Image element box records
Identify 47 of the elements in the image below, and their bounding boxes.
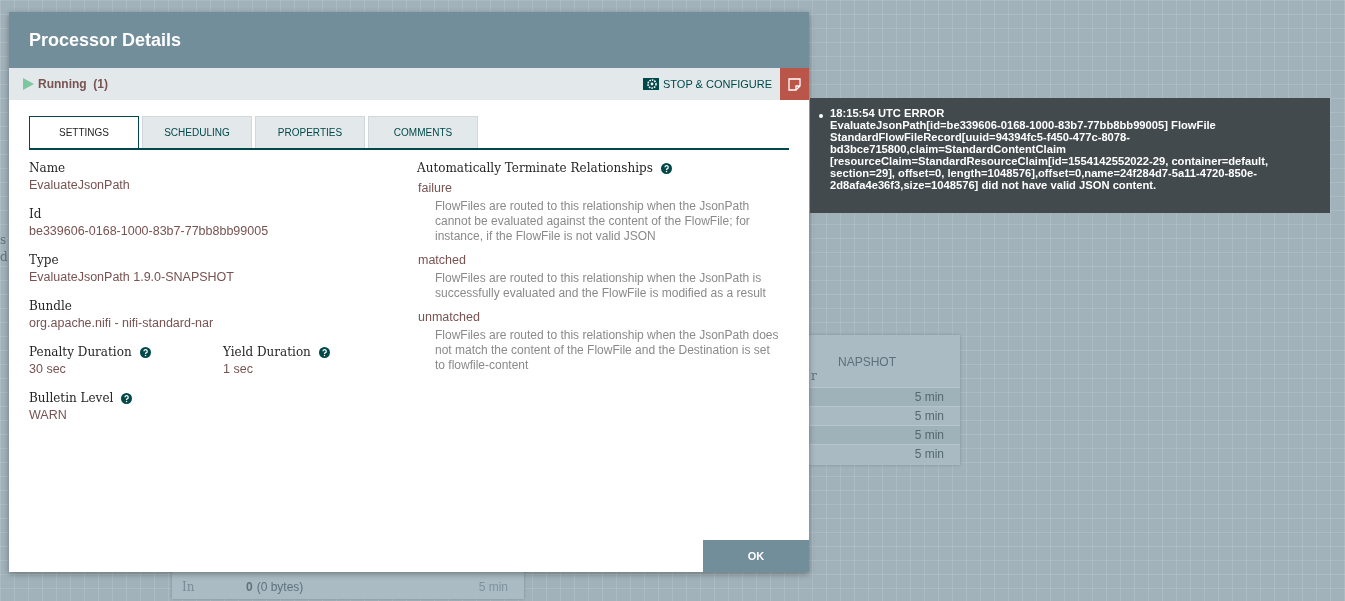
help-icon[interactable] (318, 347, 330, 358)
field-label: Automatically Terminate Relationships (417, 160, 653, 177)
stat-time: 5 min (914, 428, 944, 442)
tab[interactable]: SETTINGS (29, 116, 139, 148)
stat-count: 0 (246, 580, 253, 594)
tab[interactable]: COMMENTS (368, 116, 478, 148)
field-value: 1 sec (223, 361, 254, 378)
dialog-title: Processor Details (29, 29, 182, 51)
field-label: Id (29, 206, 42, 223)
field-value: EvaluateJsonPath (29, 177, 131, 194)
stat-size: (0 bytes) (256, 580, 304, 594)
relationship-description: FlowFiles are routed to this relationship when the JsonPath is successfully evaluated and the FlowFile is modified as a result (434, 271, 767, 301)
field-value: WARN (29, 407, 68, 424)
field-value: EvaluateJsonPath 1.9.0-SNAPSHOT (29, 269, 235, 286)
stat-time: 5 min (914, 390, 944, 404)
field-value: 30 sec (29, 361, 67, 378)
field-label: Yield Duration (223, 344, 311, 361)
field-label: Bundle (29, 298, 72, 315)
stop-configure-button[interactable]: STOP & CONFIGURE (643, 78, 780, 90)
note-icon (788, 77, 801, 91)
relationship-description: FlowFiles are routed to this relationship when the JsonPath cannot be evaluated against the content of the FlowFile; for instance, if the FlowFile is not valid JSON (434, 199, 751, 244)
run-status: Running (1) (38, 77, 108, 91)
canvas-text: s (0, 233, 7, 247)
bulletin-button[interactable] (780, 68, 809, 100)
gear-icon (643, 78, 659, 90)
tab[interactable]: SCHEDULING (142, 116, 252, 148)
help-icon[interactable] (660, 163, 672, 174)
field-value: be339606-0168-1000-83b7-77bb8bb99005 (29, 223, 270, 240)
field-label: Name (29, 160, 66, 177)
field-value: org.apache.nifi - nifi-standard-nar (29, 315, 215, 332)
stat-time: 5 min (914, 447, 944, 461)
relationship-name: matched (418, 252, 467, 269)
relationship-name: unmatched (418, 309, 481, 326)
help-icon[interactable] (121, 393, 133, 404)
bullet-icon (819, 114, 823, 118)
field-label: Penalty Duration (29, 344, 132, 361)
field-label: Type (29, 252, 59, 269)
relationship-description: FlowFiles are routed to this relationship when the JsonPath does not match the content of the FlowFile and the Destination is set to flowfile-content (434, 328, 780, 373)
field-label: Bulletin Level (29, 390, 114, 407)
tab[interactable]: PROPERTIES (255, 116, 365, 148)
canvas-text: d (0, 250, 8, 264)
processor-type: NAPSHOT (837, 355, 897, 369)
processor-bundle: r (810, 369, 818, 383)
relationship-name: failure (418, 180, 454, 197)
help-icon[interactable] (139, 347, 151, 358)
stat-time: 5 min (914, 409, 944, 423)
bulletin-message: 18:15:54 UTC ERROR EvaluateJsonPath[id=be339606-0168-1000-83b7-77bb8bb99005] FlowFile StandardFlowFileRecord[uuid=94394fc5-f450-477c-8078-bd3bce715800,claim=StandardContentClaim [resourceClaim=StandardResourceClaim[id=1554142552022-29, container=default, section=29], offset=0, length=1048576],offset=0,name=24f284d7-5a11-4720-850e-2d8afa4e36f3,size=1048576] did not have valid JSON content. (830, 107, 1270, 191)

# Exercise aim:
Update the material starting at the line that contains "help-icon[interactable] (318, 347, 330, 358)" and ending at the line that contains "199, 751, 244)", putting "field-name" wherever "field-label" appears and keeping everything else the same. Give back only those lines.

# Answer:
help-icon[interactable] (318, 347, 330, 358)
field-name: Automatically Terminate Relationships (417, 160, 653, 177)
stat-time: 5 min (914, 428, 944, 442)
tab[interactable]: SETTINGS (29, 116, 139, 148)
stat-count: 0 (246, 580, 253, 594)
tab[interactable]: COMMENTS (368, 116, 478, 148)
field-value: 1 sec (223, 361, 254, 378)
dialog-title: Processor Details (29, 29, 182, 51)
field-name: Id (29, 206, 42, 223)
field-value: EvaluateJsonPath (29, 177, 131, 194)
stat-size: (0 bytes) (256, 580, 304, 594)
relationship-description: FlowFiles are routed to this relationship when the JsonPath is successfully evaluated and the FlowFile is modified as a result (434, 271, 767, 301)
field-value: WARN (29, 407, 68, 424)
field-value: EvaluateJsonPath 1.9.0-SNAPSHOT (29, 269, 235, 286)
stat-time: 5 min (914, 390, 944, 404)
field-value: 30 sec (29, 361, 67, 378)
field-name: Yield Duration (223, 344, 311, 361)
field-name: Bundle (29, 298, 72, 315)
stop-configure-button[interactable]: STOP & CONFIGURE (643, 78, 780, 90)
note-icon (788, 77, 801, 91)
relationship-description: FlowFiles are routed to this relationship when the JsonPath cannot be evaluated against the content of the FlowFile; for instance, if the FlowFile is not valid JSON (434, 199, 751, 244)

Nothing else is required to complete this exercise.